### Task brief
Pull out every line below word for word, leaving out the pictures.

Box coordinate listings:
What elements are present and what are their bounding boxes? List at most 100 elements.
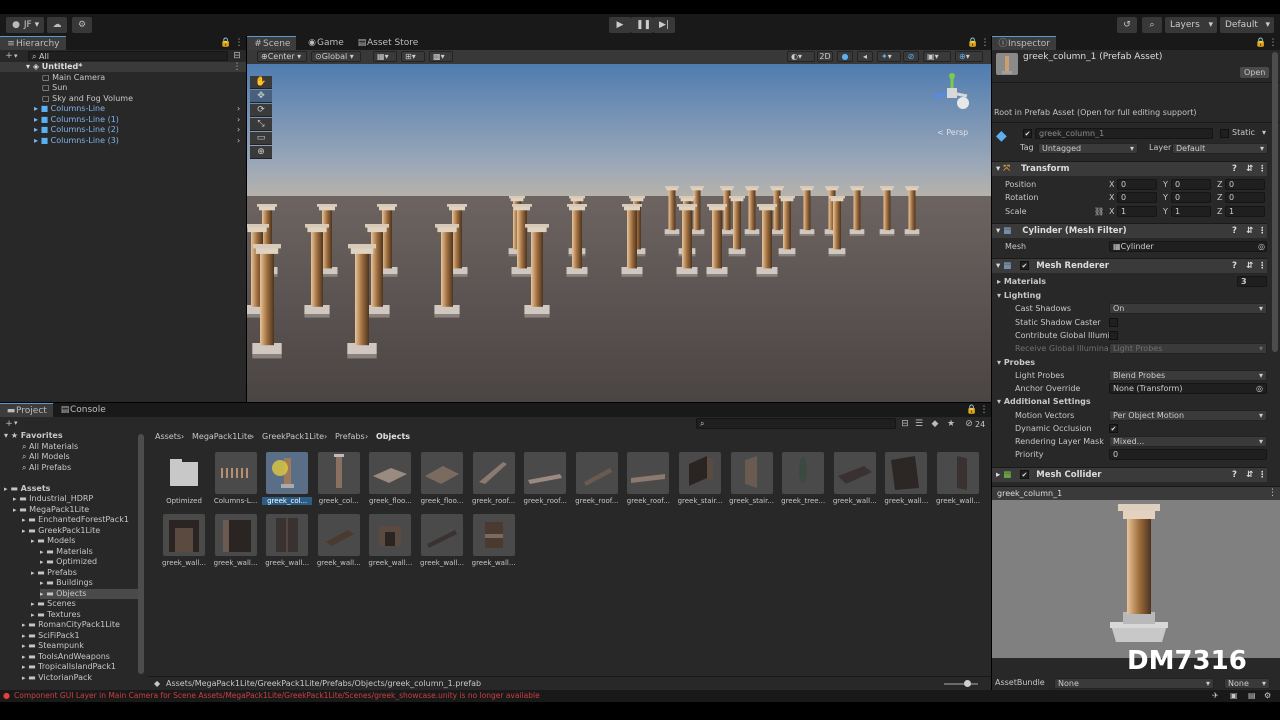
tab-inspector[interactable]: ⓘInspector [992, 36, 1056, 50]
project-folder-item[interactable]: ▸ ▬ Optimized [40, 557, 97, 567]
static-shadow-checkbox[interactable] [1109, 318, 1118, 327]
motion-vectors-dropdown[interactable]: Per Object Motion ▾ [1109, 410, 1267, 421]
orientation-gizmo[interactable] [931, 72, 973, 114]
tag-dropdown[interactable]: Untagged ▾ [1038, 143, 1138, 154]
mesh-collider-enabled-checkbox[interactable]: ✔ [1020, 470, 1029, 479]
lock-icon[interactable]: 🔒 [967, 38, 978, 48]
asset-item[interactable]: greek_wall... [935, 452, 981, 510]
transform-x-field[interactable]: 0 [1117, 179, 1157, 190]
chevron-right-icon[interactable]: › [237, 125, 240, 134]
help-icon[interactable]: ? [1232, 162, 1237, 176]
lighting-toggle[interactable]: ● [837, 51, 853, 62]
preview-header[interactable]: greek_column_1 ⋮ [992, 486, 1280, 500]
rendering-layer-dropdown[interactable]: Mixed... ▾ [1109, 436, 1267, 447]
hierarchy-item[interactable]: ▢ Sky and Fog Volume [42, 94, 133, 104]
favorite-item[interactable]: ⌕ All Models [22, 452, 70, 462]
project-folder-item[interactable]: ▸ ▬ Scenes [31, 599, 76, 609]
inspector-scrollbar[interactable] [1272, 52, 1278, 352]
history-button[interactable]: ↺ [1117, 17, 1137, 33]
hidden-packages-icon[interactable]: ⊘ [964, 419, 974, 429]
mesh-filter-header[interactable]: ▾ ▦ Cylinder (Mesh Filter) ? ⇵ ⋮ [992, 223, 1267, 238]
search-button[interactable]: ⌕ [1142, 17, 1162, 33]
menu-icon[interactable]: ⋮ [980, 38, 990, 48]
project-folder-item[interactable]: ▸ ▬ Prefabs [31, 568, 77, 578]
favorite-item[interactable]: ⌕ All Materials [22, 442, 78, 452]
filter-icon[interactable]: ⊟ [232, 51, 242, 61]
asset-item[interactable]: Columns-L... [213, 452, 259, 510]
tab-scene[interactable]: #Scene [247, 36, 297, 50]
transform-tool[interactable]: ⊕ [250, 146, 272, 159]
zoom-slider[interactable] [944, 680, 978, 687]
materials-count-field[interactable]: 3 [1237, 276, 1267, 287]
static-dropdown-icon[interactable]: ▾ [1262, 128, 1266, 137]
tree-scrollbar[interactable] [138, 434, 144, 674]
contribute-gi-checkbox[interactable] [1109, 331, 1118, 340]
hierarchy-item[interactable]: ▸ ■ Columns-Line (1) [34, 115, 119, 125]
asset-item[interactable]: greek_wall... [316, 514, 362, 572]
asset-item[interactable]: greek_roof... [625, 452, 671, 510]
project-folder-item[interactable]: ▸ ▬ ToolsAndWeapons [22, 652, 110, 662]
transform-header[interactable]: ▾ ⤧ Transform ? ⇵ ⋮ [992, 161, 1267, 176]
asset-item[interactable]: greek_roof... [522, 452, 568, 510]
asset-item[interactable]: greek_roof... [471, 452, 517, 510]
project-folder-item[interactable]: ▸ ▬ VictorianPack [22, 673, 92, 683]
favorite-icon[interactable]: ★ [946, 419, 956, 429]
preset-icon[interactable]: ⇵ [1246, 224, 1253, 238]
grid-snap-button[interactable]: ▦▾ [373, 51, 397, 62]
projection-label[interactable]: < Persp [937, 128, 968, 137]
hierarchy-item[interactable]: ▢ Sun [42, 83, 67, 93]
audio-toggle[interactable]: ◂ [857, 51, 873, 62]
camera-button[interactable]: ▣▾ [923, 51, 951, 62]
asset-item[interactable]: greek_stair... [729, 452, 775, 510]
link-icon[interactable]: ⛓ [1094, 205, 1104, 218]
breadcrumb-item[interactable]: GreekPack1Lite [262, 432, 324, 441]
layers-dropdown[interactable]: Layers ▾ [1165, 17, 1217, 33]
asset-item[interactable]: greek_floo... [419, 452, 465, 510]
active-checkbox[interactable]: ✔ [1023, 129, 1032, 138]
gizmos-button[interactable]: ⊕▾ [955, 51, 983, 62]
rotate-tool[interactable]: ⟳ [250, 104, 272, 117]
hierarchy-item[interactable]: ▸ ■ Columns-Line [34, 104, 105, 114]
preset-icon[interactable]: ⇵ [1246, 162, 1253, 176]
project-folder-item[interactable]: ▸ ▬ TropicalIslandPack1 [22, 662, 116, 672]
object-picker-icon[interactable]: ◎ [1258, 240, 1265, 253]
project-folder-item[interactable]: ▸ ▬ SciFiPack1 [22, 631, 80, 641]
mesh-collider-header[interactable]: ▸ ▦ ✔ Mesh Collider ? ⇵ ⋮ [992, 467, 1267, 482]
project-folder-item[interactable]: ▸ ▬ Assets [4, 484, 50, 494]
menu-icon[interactable]: ⋮ [1268, 38, 1278, 48]
materials-row[interactable]: ▸ Materials 3 [992, 275, 1272, 288]
account-dropdown[interactable]: ● JF ▾ [6, 17, 45, 33]
chevron-right-icon[interactable]: › [237, 115, 240, 124]
component-menu-icon[interactable]: ⋮ [1258, 162, 1267, 176]
status-message[interactable]: Component GUI Layer in Main Camera for S… [14, 691, 540, 700]
hierarchy-item[interactable]: ▸ ■ Columns-Line (3) [34, 136, 119, 146]
hierarchy-search[interactable]: ⌕ All [28, 51, 228, 61]
type-filter-icon[interactable]: ☰ [914, 419, 924, 429]
tab-game[interactable]: ◉Game [301, 36, 350, 50]
asset-item[interactable]: greek_floo... [367, 452, 413, 510]
tab-console[interactable]: ▤Console [54, 403, 112, 417]
lock-icon[interactable]: 🔒 [1255, 38, 1266, 48]
move-tool[interactable]: ✥ [250, 90, 272, 103]
lock-icon[interactable]: 🔒 [966, 405, 977, 415]
package-icon[interactable]: ▣ [1230, 691, 1238, 700]
project-search-input[interactable]: ⌕ [696, 418, 896, 429]
transform-y-field[interactable]: 1 [1171, 206, 1211, 217]
object-picker-icon[interactable]: ◎ [1256, 384, 1263, 393]
zoom-slider-handle[interactable] [964, 680, 971, 687]
transform-z-field[interactable]: 0 [1225, 192, 1265, 203]
menu-icon[interactable]: ⋮ [979, 405, 989, 415]
pivot-dropdown[interactable]: ⊕Center ▾ [257, 51, 307, 62]
mesh-renderer-header[interactable]: ▾ ▦ ✔ Mesh Renderer ? ⇵ ⋮ [992, 258, 1267, 273]
asset-item[interactable]: greek_wall... [883, 452, 929, 510]
asset-item[interactable]: greek_col... [316, 452, 362, 510]
project-folder-item[interactable]: ▸ ▬ Objects [40, 589, 138, 599]
status-bar[interactable]: ● Component GUI Layer in Main Camera for… [0, 690, 1280, 702]
project-folder-item[interactable]: ▸ ▬ Textures [31, 610, 81, 620]
layer-dropdown[interactable]: Default ▾ [1172, 143, 1268, 154]
project-folder-item[interactable]: ▸ ▬ Materials [40, 547, 93, 557]
asset-item[interactable]: greek_wall... [471, 514, 517, 572]
hierarchy-item[interactable]: ▸ ■ Columns-Line (2) [34, 125, 119, 135]
snap-increment-button[interactable]: ⊞▾ [401, 51, 425, 62]
search-filter-icon[interactable]: ⊟ [900, 419, 910, 429]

### Final answer
What elements are present and what are their bounding boxes? List at most 100 elements.
tab-inspector[interactable]: ⓘInspector [992, 36, 1056, 50]
project-folder-item[interactable]: ▸ ▬ Optimized [40, 557, 97, 567]
static-shadow-checkbox[interactable] [1109, 318, 1118, 327]
motion-vectors-dropdown[interactable]: Per Object Motion ▾ [1109, 410, 1267, 421]
orientation-gizmo[interactable] [931, 72, 973, 114]
tag-dropdown[interactable]: Untagged ▾ [1038, 143, 1138, 154]
mesh-collider-enabled-checkbox[interactable]: ✔ [1020, 470, 1029, 479]
lock-icon[interactable]: 🔒 [967, 38, 978, 48]
asset-item[interactable]: greek_wall... [935, 452, 981, 510]
transform-x-field[interactable]: 0 [1117, 179, 1157, 190]
chevron-right-icon[interactable]: › [237, 125, 240, 134]
help-icon[interactable]: ? [1232, 162, 1237, 176]
lighting-toggle[interactable]: ● [837, 51, 853, 62]
preview-header[interactable]: greek_column_1 ⋮ [992, 486, 1280, 500]
rendering-layer-dropdown[interactable]: Mixed... ▾ [1109, 436, 1267, 447]
hierarchy-item[interactable]: ▢ Sky and Fog Volume [42, 94, 133, 104]
favorite-item[interactable]: ⌕ All Models [22, 452, 70, 462]
project-folder-item[interactable]: ▸ ▬ Scenes [31, 599, 76, 609]
inspector-scrollbar[interactable] [1272, 52, 1278, 352]
history-button[interactable]: ↺ [1117, 17, 1137, 33]
hidden-packages-icon[interactable]: ⊘ [964, 419, 974, 429]
mesh-filter-header[interactable]: ▾ ▦ Cylinder (Mesh Filter) ? ⇵ ⋮ [992, 223, 1267, 238]
search-button[interactable]: ⌕ [1142, 17, 1162, 33]
menu-icon[interactable]: ⋮ [980, 38, 990, 48]
project-folder-item[interactable]: ▸ ▬ Prefabs [31, 568, 77, 578]
favorite-item[interactable]: ⌕ All Materials [22, 442, 78, 452]
filter-icon[interactable]: ⊟ [232, 51, 242, 61]
asset-item[interactable]: Columns-L... [213, 452, 259, 510]
tab-scene[interactable]: #Scene [247, 36, 297, 50]
transform-tool[interactable]: ⊕ [250, 146, 272, 159]
zoom-slider[interactable] [944, 680, 978, 687]
materials-count-field[interactable]: 3 [1237, 276, 1267, 287]
static-dropdown-icon[interactable]: ▾ [1262, 128, 1266, 137]
tree-scrollbar[interactable] [138, 434, 144, 674]
contribute-gi-checkbox[interactable] [1109, 331, 1118, 340]
hierarchy-item[interactable]: ▸ ■ Columns-Line (1) [34, 115, 119, 125]
asset-item[interactable]: greek_wall... [316, 514, 362, 572]
asset-item[interactable]: greek_roof... [625, 452, 671, 510]
project-folder-item[interactable]: ▸ ▬ ToolsAndWeapons [22, 652, 110, 662]
transform-header[interactable]: ▾ ⤧ Transform ? ⇵ ⋮ [992, 161, 1267, 176]
asset-item[interactable]: greek_roof... [522, 452, 568, 510]
asset-item[interactable]: greek_roof... [471, 452, 517, 510]
project-folder-item[interactable]: ▸ ▬ VictorianPack [22, 673, 92, 683]
favorite-icon[interactable]: ★ [946, 419, 956, 429]
preset-icon[interactable]: ⇵ [1246, 224, 1253, 238]
grid-snap-button[interactable]: ▦▾ [373, 51, 397, 62]
projection-label[interactable]: < Persp [937, 128, 968, 137]
hierarchy-item[interactable]: ▢ Sun [42, 83, 67, 93]
audio-toggle[interactable]: ◂ [857, 51, 873, 62]
camera-button[interactable]: ▣▾ [923, 51, 951, 62]
asset-item[interactable]: greek_stair... [729, 452, 775, 510]
link-icon[interactable]: ⛓ [1094, 205, 1104, 218]
breadcrumb-item[interactable]: GreekPack1Lite [262, 432, 324, 441]
layers-dropdown[interactable]: Layers ▾ [1165, 17, 1217, 33]
asset-item[interactable]: greek_floo... [419, 452, 465, 510]
active-checkbox[interactable]: ✔ [1023, 129, 1032, 138]
gizmos-button[interactable]: ⊕▾ [955, 51, 983, 62]
rotate-tool[interactable]: ⟳ [250, 104, 272, 117]
hierarchy-item[interactable]: ▸ ■ Columns-Line [34, 104, 105, 114]
preset-icon[interactable]: ⇵ [1246, 162, 1253, 176]
project-folder-item[interactable]: ▸ ▬ TropicalIslandPack1 [22, 662, 116, 672]
object-picker-icon[interactable]: ◎ [1258, 240, 1265, 253]
project-folder-item[interactable]: ▸ ▬ SciFiPack1 [22, 631, 80, 641]
mesh-collider-header[interactable]: ▸ ▦ ✔ Mesh Collider ? ⇵ ⋮ [992, 467, 1267, 482]
project-folder-item[interactable]: ▸ ▬ Assets [4, 484, 50, 494]
menu-icon[interactable]: ⋮ [1268, 38, 1278, 48]
materials-row[interactable]: ▸ Materials 3 [992, 275, 1272, 288]
account-dropdown[interactable]: ● JF ▾ [6, 17, 45, 33]
chevron-right-icon[interactable]: › [237, 115, 240, 124]
component-menu-icon[interactable]: ⋮ [1258, 162, 1267, 176]
status-message[interactable]: Component GUI Layer in Main Camera for S… [14, 691, 540, 700]
hierarchy-item[interactable]: ▸ ■ Columns-Line (3) [34, 136, 119, 146]
hierarchy-search[interactable]: ⌕ All [28, 51, 228, 61]
type-filter-icon[interactable]: ☰ [914, 419, 924, 429]
tab-game[interactable]: ◉Game [301, 36, 350, 50]
asset-item[interactable]: greek_floo... [367, 452, 413, 510]
tab-console[interactable]: ▤Console [54, 403, 112, 417]
lock-icon[interactable]: 🔒 [1255, 38, 1266, 48]
move-tool[interactable]: ✥ [250, 90, 272, 103]
lock-icon[interactable]: 🔒 [966, 405, 977, 415]
package-icon[interactable]: ▣ [1230, 691, 1238, 700]
project-search-input[interactable]: ⌕ [696, 418, 896, 429]
transform-y-field[interactable]: 1 [1171, 206, 1211, 217]
object-picker-icon[interactable]: ◎ [1256, 384, 1263, 393]
zoom-slider-handle[interactable] [964, 680, 971, 687]
transform-z-field[interactable]: 0 [1225, 192, 1265, 203]
menu-icon[interactable]: ⋮ [979, 405, 989, 415]
pivot-dropdown[interactable]: ⊕Center ▾ [257, 51, 307, 62]
mesh-renderer-header[interactable]: ▾ ▦ ✔ Mesh Renderer ? ⇵ ⋮ [992, 258, 1267, 273]
asset-item[interactable]: greek_wall... [883, 452, 929, 510]
asset-item[interactable]: greek_col... [316, 452, 362, 510]
project-folder-item[interactable]: ▸ ▬ Objects [40, 589, 138, 599]
status-bar[interactable]: ● Component GUI Layer in Main Camera for… [0, 690, 1280, 702]
project-folder-item[interactable]: ▸ ▬ Textures [31, 610, 81, 620]
layer-dropdown[interactable]: Default ▾ [1172, 143, 1268, 154]
project-folder-item[interactable]: ▸ ▬ Materials [40, 547, 93, 557]
asset-item[interactable]: greek_wall... [471, 514, 517, 572]
hierarchy-item[interactable]: ▸ ■ Columns-Line (2) [34, 125, 119, 135]
snap-increment-button[interactable]: ⊞▾ [401, 51, 425, 62]
search-filter-icon[interactable]: ⊟ [900, 419, 910, 429]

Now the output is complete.